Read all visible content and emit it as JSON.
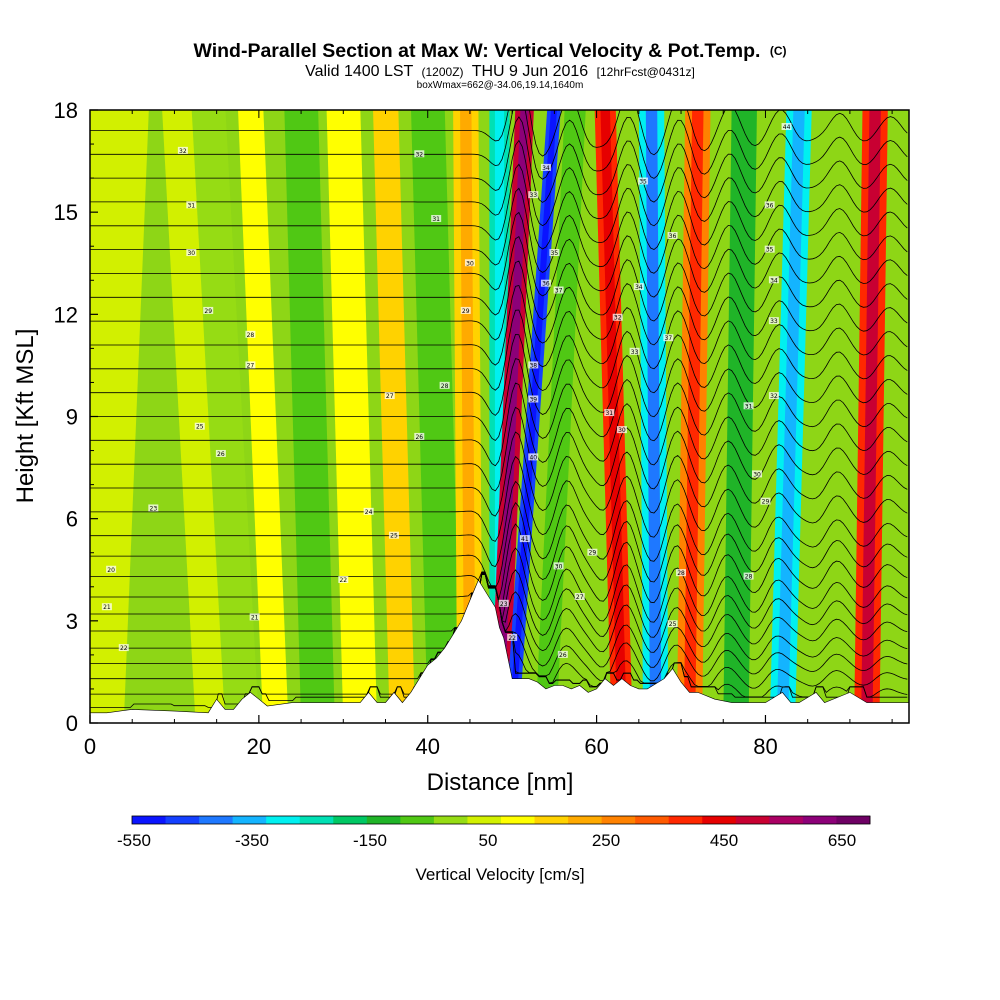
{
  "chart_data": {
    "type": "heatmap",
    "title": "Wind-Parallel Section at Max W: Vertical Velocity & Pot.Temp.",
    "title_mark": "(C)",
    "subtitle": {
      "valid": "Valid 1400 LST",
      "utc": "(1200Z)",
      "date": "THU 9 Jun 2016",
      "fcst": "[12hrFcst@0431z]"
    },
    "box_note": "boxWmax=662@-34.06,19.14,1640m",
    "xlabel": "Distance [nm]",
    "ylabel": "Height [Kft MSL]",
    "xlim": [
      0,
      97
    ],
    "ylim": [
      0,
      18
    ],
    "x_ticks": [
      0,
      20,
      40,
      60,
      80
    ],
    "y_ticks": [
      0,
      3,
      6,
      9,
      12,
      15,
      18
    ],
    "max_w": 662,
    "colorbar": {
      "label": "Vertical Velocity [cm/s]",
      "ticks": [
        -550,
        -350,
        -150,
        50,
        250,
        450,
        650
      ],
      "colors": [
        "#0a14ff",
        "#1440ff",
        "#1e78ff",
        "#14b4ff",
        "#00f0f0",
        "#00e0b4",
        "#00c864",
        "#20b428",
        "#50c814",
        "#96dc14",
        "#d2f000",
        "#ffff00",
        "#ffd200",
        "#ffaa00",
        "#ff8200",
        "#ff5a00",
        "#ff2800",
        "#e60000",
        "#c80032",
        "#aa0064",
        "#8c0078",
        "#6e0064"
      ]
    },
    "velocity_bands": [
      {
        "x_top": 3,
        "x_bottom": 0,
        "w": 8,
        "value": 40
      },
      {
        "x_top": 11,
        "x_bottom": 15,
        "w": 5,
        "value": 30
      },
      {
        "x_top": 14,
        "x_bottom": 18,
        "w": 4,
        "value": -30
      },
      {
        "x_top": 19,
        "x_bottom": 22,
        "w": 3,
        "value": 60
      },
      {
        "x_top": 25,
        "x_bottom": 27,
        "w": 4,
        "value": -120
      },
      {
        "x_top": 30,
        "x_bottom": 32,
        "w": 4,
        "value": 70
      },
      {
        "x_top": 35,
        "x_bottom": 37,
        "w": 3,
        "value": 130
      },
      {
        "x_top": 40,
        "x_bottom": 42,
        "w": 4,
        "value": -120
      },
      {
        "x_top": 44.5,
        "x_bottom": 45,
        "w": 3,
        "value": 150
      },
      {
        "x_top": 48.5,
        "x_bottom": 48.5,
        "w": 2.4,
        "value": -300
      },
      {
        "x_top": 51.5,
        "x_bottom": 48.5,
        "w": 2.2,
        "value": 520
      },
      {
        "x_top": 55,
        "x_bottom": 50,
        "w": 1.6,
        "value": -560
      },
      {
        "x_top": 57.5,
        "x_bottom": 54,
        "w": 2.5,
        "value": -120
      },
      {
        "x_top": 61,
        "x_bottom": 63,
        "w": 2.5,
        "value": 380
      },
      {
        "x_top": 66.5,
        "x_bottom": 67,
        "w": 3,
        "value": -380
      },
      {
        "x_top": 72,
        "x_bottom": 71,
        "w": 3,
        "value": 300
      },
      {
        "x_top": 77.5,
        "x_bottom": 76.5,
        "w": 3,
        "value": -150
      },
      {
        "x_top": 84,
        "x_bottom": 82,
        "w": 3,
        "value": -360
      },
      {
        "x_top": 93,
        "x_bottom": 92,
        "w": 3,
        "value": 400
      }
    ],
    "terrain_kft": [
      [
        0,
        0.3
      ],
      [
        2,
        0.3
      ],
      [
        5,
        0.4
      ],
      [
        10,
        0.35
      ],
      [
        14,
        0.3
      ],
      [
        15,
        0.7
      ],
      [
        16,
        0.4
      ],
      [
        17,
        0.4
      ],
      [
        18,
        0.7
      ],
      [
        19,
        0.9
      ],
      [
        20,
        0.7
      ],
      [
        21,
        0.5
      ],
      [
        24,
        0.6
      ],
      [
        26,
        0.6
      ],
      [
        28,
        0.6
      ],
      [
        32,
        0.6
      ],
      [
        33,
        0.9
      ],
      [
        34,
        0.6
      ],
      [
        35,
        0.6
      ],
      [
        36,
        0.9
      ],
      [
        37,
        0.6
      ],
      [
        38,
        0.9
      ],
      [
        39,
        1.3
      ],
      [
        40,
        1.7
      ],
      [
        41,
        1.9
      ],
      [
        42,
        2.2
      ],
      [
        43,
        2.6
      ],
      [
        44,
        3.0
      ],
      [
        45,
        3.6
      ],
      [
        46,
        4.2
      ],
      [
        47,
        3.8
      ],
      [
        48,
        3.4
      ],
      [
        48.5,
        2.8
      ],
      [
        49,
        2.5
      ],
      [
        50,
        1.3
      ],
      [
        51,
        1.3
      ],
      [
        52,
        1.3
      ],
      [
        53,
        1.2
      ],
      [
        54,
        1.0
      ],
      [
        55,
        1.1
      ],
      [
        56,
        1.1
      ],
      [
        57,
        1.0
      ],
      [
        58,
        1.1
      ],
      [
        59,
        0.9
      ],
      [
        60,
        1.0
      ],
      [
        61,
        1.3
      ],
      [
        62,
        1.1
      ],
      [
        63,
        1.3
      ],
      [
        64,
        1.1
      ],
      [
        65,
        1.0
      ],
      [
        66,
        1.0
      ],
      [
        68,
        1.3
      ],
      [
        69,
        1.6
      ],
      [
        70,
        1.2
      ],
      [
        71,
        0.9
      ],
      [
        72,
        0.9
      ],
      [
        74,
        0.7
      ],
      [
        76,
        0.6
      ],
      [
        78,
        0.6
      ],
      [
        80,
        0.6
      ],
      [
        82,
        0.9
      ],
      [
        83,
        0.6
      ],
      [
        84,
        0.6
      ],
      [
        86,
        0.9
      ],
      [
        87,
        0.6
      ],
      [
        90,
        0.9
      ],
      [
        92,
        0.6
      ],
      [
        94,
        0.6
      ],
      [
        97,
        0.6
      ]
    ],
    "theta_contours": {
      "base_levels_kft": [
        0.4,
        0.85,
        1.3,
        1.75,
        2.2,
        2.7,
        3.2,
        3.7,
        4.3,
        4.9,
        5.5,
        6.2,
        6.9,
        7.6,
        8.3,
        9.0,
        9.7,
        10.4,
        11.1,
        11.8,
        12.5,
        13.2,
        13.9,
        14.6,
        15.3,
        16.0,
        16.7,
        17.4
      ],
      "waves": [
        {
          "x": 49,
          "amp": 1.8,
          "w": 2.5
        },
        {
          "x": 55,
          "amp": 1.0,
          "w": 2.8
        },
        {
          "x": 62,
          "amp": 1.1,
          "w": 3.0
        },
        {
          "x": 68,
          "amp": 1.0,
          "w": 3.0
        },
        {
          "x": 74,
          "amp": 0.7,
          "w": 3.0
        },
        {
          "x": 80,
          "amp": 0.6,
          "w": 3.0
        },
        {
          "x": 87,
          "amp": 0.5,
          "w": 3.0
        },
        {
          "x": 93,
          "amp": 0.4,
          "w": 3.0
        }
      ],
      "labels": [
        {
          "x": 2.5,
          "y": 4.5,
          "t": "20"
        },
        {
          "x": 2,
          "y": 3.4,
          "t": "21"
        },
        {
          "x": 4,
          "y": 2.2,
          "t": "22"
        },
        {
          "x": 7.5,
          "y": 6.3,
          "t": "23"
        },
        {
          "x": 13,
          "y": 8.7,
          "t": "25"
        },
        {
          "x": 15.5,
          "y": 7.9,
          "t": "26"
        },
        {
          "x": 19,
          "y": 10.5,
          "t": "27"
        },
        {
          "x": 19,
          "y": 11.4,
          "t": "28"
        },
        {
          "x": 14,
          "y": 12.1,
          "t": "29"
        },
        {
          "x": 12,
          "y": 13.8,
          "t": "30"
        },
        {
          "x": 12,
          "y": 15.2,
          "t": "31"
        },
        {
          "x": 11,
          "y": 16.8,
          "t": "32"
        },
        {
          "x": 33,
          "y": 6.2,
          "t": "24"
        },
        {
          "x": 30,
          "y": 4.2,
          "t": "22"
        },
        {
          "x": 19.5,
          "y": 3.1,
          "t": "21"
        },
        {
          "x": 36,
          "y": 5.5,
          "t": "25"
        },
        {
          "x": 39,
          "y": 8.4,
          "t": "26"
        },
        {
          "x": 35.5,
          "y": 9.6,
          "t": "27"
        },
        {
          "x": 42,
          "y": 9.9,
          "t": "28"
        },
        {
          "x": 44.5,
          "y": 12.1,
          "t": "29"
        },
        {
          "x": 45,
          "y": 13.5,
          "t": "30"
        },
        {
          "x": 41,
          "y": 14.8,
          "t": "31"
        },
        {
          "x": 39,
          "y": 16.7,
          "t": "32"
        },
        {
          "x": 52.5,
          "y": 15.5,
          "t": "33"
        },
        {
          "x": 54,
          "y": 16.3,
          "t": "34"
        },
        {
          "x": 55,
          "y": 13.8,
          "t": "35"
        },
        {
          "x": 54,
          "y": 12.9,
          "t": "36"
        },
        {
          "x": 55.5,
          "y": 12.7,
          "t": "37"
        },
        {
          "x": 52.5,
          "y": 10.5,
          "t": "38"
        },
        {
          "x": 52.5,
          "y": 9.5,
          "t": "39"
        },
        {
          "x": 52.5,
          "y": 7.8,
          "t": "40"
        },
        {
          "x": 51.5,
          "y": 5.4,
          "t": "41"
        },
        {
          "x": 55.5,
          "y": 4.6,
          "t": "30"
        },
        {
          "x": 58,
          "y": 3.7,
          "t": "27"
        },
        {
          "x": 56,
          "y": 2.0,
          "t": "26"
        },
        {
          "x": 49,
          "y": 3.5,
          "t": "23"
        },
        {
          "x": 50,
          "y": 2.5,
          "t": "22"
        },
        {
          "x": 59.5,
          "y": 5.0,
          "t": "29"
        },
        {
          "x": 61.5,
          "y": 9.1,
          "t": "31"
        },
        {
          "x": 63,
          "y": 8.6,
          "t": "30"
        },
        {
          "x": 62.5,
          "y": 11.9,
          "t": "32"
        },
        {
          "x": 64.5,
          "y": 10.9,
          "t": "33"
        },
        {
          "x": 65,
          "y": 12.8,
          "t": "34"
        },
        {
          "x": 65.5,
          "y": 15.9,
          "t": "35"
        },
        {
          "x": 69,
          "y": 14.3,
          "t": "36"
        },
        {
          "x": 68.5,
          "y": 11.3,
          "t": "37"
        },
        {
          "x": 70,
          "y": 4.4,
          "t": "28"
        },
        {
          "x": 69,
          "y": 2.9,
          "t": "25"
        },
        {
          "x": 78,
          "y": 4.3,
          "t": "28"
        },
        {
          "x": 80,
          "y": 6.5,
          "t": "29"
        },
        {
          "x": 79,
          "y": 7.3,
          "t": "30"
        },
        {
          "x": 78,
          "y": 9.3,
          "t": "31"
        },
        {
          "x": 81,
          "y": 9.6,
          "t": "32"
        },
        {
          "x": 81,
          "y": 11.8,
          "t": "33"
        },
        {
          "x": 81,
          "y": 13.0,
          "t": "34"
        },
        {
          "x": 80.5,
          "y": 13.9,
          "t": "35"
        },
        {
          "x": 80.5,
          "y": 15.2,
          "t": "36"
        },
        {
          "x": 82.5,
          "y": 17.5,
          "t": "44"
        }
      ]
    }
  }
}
——
Exercise ::
How many lines of the listing above include the word "Vertical"? Reply with the number alone.

Written answer ::
2